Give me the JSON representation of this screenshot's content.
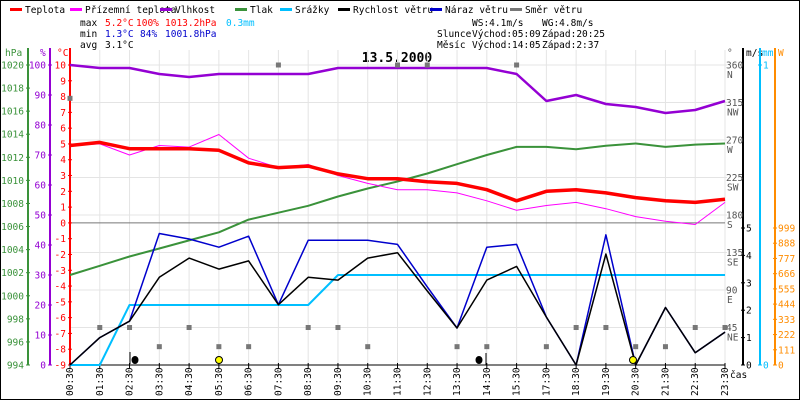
{
  "legend": [
    {
      "label": "Teplota",
      "color": "#ff0000"
    },
    {
      "label": "Přízemní teplota",
      "color": "#ff00ff"
    },
    {
      "label": "Vlhkost",
      "color": "#9400d3"
    },
    {
      "label": "Tlak",
      "color": "#3a923a"
    },
    {
      "label": "Srážky",
      "color": "#00bfff"
    },
    {
      "label": "Rychlost větru",
      "color": "#000000"
    },
    {
      "label": "Náraz větru",
      "color": "#0000cc"
    },
    {
      "label": "Směr větru",
      "color": "#777777"
    }
  ],
  "stats": {
    "max_label": "max",
    "min_label": "min",
    "avg_label": "avg",
    "max_temp": "5.2°C",
    "max_hum": "100%",
    "max_press": "1013.2hPa",
    "max_rain": "0.3mm",
    "min_temp": "1.3°C",
    "min_hum": "84%",
    "min_press": "1001.8hPa",
    "avg_temp": "3.1°C",
    "ws": "WS:4.1m/s",
    "wg": "WG:4.8m/s",
    "sun_label": "Slunce",
    "sunrise": "Východ:05:09",
    "sunset": "Západ:20:25",
    "moon_label": "Měsíc",
    "moonrise": "Východ:14:05",
    "moonset": "Západ:2:37"
  },
  "colors": {
    "temp": "#ff0000",
    "feels": "#ff00ff",
    "hum": "#9400d3",
    "press": "#3a923a",
    "rain": "#00bfff",
    "wind": "#000000",
    "gust": "#0000cc",
    "dir": "#777777",
    "solar": "#ff8c00",
    "max": "#ff0000",
    "min": "#0000cc"
  },
  "chart_data": {
    "type": "line",
    "title": "13.5.2000",
    "xlabel": "čas",
    "x": [
      "00:30",
      "01:30",
      "02:30",
      "03:30",
      "04:30",
      "05:30",
      "06:30",
      "07:30",
      "08:30",
      "09:30",
      "10:30",
      "11:30",
      "12:30",
      "13:30",
      "14:30",
      "15:30",
      "17:30",
      "18:30",
      "19:30",
      "20:30",
      "21:30",
      "22:30",
      "23:30"
    ],
    "axes": {
      "pressure": {
        "unit": "hPa",
        "range": [
          994,
          1020
        ],
        "ticks": [
          994,
          996,
          998,
          1000,
          1002,
          1004,
          1006,
          1008,
          1010,
          1012,
          1014,
          1016,
          1018,
          1020
        ]
      },
      "humidity": {
        "unit": "%",
        "range": [
          0,
          100
        ],
        "ticks": [
          0,
          10,
          20,
          30,
          40,
          50,
          60,
          70,
          80,
          90,
          100
        ]
      },
      "temperature": {
        "unit": "°C",
        "range": [
          -9,
          10
        ],
        "ticks": [
          -9,
          -8,
          -7,
          -6,
          -5,
          -4,
          -3,
          -2,
          -1,
          0,
          1,
          2,
          3,
          4,
          5,
          6,
          7,
          8,
          9,
          10
        ]
      },
      "direction": {
        "unit": "°",
        "range": [
          0,
          360
        ],
        "ticks": [
          45,
          90,
          135,
          180,
          225,
          270,
          315,
          360
        ],
        "tick_names": [
          "NE",
          "E",
          "SE",
          "S",
          "SW",
          "W",
          "NW",
          "N"
        ]
      },
      "wind": {
        "unit": "m/s",
        "range": [
          0,
          5
        ],
        "ticks": [
          0,
          1,
          2,
          3,
          4,
          5
        ]
      },
      "rain": {
        "unit": "mm",
        "range": [
          0,
          1
        ],
        "ticks": [
          0,
          1
        ]
      },
      "solar": {
        "unit": "W",
        "range": [
          0,
          999
        ],
        "ticks": [
          0,
          111,
          222,
          333,
          444,
          555,
          666,
          777,
          888,
          999
        ]
      }
    },
    "series": [
      {
        "name": "Teplota",
        "axis": "temperature",
        "values": [
          4.9,
          5.1,
          4.7,
          4.7,
          4.7,
          4.6,
          3.8,
          3.5,
          3.6,
          3.1,
          2.8,
          2.8,
          2.6,
          2.5,
          2.1,
          1.4,
          2.0,
          2.1,
          1.9,
          1.6,
          1.4,
          1.3,
          1.5
        ]
      },
      {
        "name": "Přízemní teplota",
        "axis": "temperature",
        "values": [
          4.9,
          5.0,
          4.3,
          4.9,
          4.8,
          5.6,
          4.1,
          3.5,
          3.7,
          3.0,
          2.5,
          2.1,
          2.1,
          1.9,
          1.4,
          0.8,
          1.1,
          1.3,
          0.9,
          0.4,
          0.1,
          -0.1,
          1.3
        ]
      },
      {
        "name": "Vlhkost",
        "axis": "humidity",
        "values": [
          100,
          99,
          99,
          97,
          96,
          97,
          97,
          97,
          97,
          99,
          99,
          99,
          99,
          99,
          99,
          97,
          88,
          90,
          87,
          86,
          84,
          85,
          88
        ]
      },
      {
        "name": "Tlak",
        "axis": "pressure",
        "values": [
          1001.8,
          1002.6,
          1003.4,
          1004.1,
          1004.8,
          1005.5,
          1006.6,
          1007.2,
          1007.8,
          1008.6,
          1009.3,
          1009.9,
          1010.6,
          1011.4,
          1012.2,
          1012.9,
          1012.9,
          1012.7,
          1013.0,
          1013.2,
          1012.9,
          1013.1,
          1013.2
        ]
      },
      {
        "name": "Srážky",
        "axis": "rain",
        "values": [
          0,
          0,
          0.2,
          0.2,
          0.2,
          0.2,
          0.2,
          0.2,
          0.2,
          0.3,
          0.3,
          0.3,
          0.3,
          0.3,
          0.3,
          0.3,
          0.3,
          0.3,
          0.3,
          0.3,
          0.3,
          0.3,
          0.3
        ]
      },
      {
        "name": "Náraz větru",
        "axis": "wind",
        "values": [
          0,
          1.0,
          1.6,
          4.8,
          4.6,
          4.3,
          4.7,
          2.2,
          4.55,
          4.55,
          4.55,
          4.4,
          2.85,
          1.35,
          4.3,
          4.4,
          1.75,
          0,
          4.75,
          0,
          2.1,
          0.45,
          1.2
        ]
      },
      {
        "name": "Rychlost větru",
        "axis": "wind",
        "values": [
          0,
          1.0,
          1.6,
          3.2,
          3.9,
          3.5,
          3.8,
          2.2,
          3.2,
          3.1,
          3.9,
          4.1,
          2.7,
          1.35,
          3.1,
          3.6,
          1.75,
          0,
          4.05,
          0,
          2.1,
          0.45,
          1.2
        ]
      },
      {
        "name": "Směr větru",
        "axis": "direction",
        "values": [
          320,
          45,
          45,
          22,
          45,
          22,
          22,
          360,
          45,
          45,
          22,
          360,
          360,
          22,
          22,
          360,
          22,
          45,
          45,
          22,
          22,
          45,
          45
        ]
      }
    ]
  }
}
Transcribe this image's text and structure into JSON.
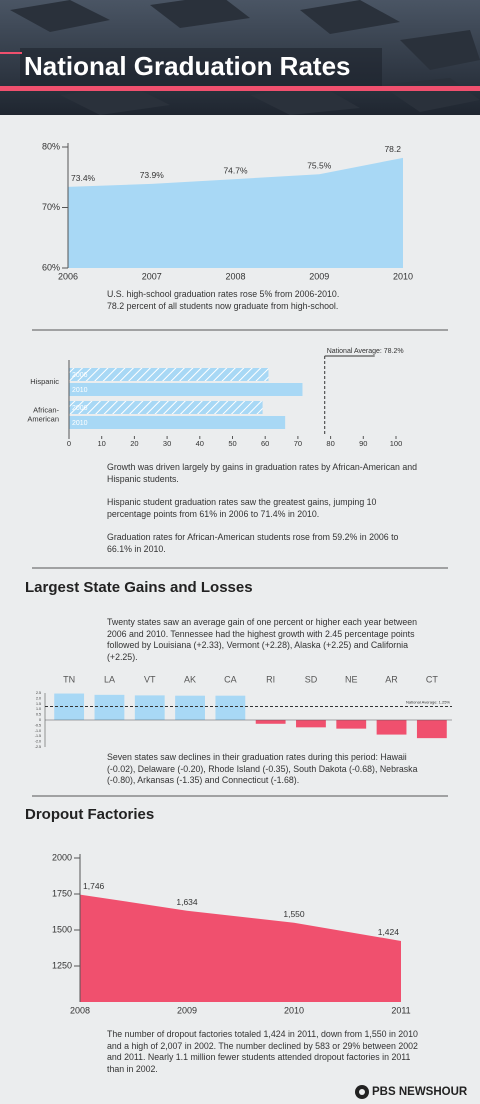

AIM OF THE EXERCISE> Pick out the lines that include the word "Západ" and write them out.

SOLUTION>
    "sunset": "Západ:20:25",
    "moonset": "Západ:2:37"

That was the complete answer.